WHAT YOU SHOULD DO: Scan the records and identify every line in which the string "data" occurs, then return those lines.

# Start of ROWS

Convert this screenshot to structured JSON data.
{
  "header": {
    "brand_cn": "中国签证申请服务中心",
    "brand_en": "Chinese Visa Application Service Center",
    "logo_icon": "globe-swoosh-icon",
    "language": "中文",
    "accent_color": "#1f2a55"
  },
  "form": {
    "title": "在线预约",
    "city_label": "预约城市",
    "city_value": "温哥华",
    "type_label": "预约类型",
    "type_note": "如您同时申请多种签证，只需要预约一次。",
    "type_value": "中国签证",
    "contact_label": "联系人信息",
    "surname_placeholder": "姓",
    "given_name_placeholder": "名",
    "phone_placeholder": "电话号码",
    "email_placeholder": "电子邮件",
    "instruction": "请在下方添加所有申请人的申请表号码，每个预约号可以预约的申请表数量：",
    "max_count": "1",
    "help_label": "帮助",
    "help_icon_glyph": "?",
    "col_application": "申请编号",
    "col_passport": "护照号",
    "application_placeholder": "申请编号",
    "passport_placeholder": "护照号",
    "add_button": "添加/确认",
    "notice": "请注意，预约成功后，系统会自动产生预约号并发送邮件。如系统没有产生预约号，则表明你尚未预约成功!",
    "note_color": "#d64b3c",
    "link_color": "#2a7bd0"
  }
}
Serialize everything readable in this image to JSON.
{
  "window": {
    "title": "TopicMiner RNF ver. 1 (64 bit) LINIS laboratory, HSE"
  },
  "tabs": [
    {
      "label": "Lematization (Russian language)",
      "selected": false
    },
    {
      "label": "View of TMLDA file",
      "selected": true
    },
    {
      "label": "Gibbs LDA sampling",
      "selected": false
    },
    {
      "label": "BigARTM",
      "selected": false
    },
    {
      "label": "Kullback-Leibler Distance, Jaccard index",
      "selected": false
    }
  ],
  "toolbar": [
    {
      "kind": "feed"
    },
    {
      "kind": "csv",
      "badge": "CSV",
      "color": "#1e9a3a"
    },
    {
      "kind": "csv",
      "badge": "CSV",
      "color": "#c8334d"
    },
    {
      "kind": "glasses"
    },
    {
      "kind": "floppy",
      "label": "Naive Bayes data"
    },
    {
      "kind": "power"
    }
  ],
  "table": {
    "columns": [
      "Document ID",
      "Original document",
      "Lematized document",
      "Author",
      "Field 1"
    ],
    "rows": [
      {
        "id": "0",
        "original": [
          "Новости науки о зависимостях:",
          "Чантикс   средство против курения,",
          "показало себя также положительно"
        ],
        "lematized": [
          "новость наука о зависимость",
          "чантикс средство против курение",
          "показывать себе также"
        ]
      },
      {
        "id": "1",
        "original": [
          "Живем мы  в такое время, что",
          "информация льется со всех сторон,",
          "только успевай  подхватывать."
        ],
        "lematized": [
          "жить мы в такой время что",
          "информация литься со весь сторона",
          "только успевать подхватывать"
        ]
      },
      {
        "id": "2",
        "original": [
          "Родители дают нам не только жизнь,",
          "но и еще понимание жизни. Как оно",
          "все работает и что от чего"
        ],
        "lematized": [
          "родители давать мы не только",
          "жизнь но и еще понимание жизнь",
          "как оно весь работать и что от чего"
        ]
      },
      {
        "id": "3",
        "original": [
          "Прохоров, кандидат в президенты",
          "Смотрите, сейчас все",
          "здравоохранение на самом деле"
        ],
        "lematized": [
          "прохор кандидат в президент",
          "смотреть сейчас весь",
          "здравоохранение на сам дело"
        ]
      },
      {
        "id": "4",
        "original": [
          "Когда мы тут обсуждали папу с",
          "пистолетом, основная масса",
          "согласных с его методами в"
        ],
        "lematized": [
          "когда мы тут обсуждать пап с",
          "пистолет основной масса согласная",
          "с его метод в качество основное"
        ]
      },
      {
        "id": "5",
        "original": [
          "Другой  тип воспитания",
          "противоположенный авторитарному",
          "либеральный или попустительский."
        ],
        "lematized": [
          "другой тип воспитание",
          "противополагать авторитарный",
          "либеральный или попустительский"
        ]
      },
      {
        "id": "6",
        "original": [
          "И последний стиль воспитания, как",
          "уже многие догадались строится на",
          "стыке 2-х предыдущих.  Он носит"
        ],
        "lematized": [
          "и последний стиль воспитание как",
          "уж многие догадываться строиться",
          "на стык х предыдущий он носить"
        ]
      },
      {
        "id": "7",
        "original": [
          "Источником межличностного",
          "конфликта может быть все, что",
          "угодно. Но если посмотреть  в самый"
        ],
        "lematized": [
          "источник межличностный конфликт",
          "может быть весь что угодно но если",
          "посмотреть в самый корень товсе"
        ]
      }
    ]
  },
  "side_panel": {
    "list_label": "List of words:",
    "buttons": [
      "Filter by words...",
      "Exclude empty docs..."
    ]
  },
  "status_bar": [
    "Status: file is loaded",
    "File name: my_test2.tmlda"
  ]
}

# End of ROWS

OUTPUT FOR THIS EXERCISE:
Convert this screenshot to structured JSON data.
      "label": "Naive Bayes data"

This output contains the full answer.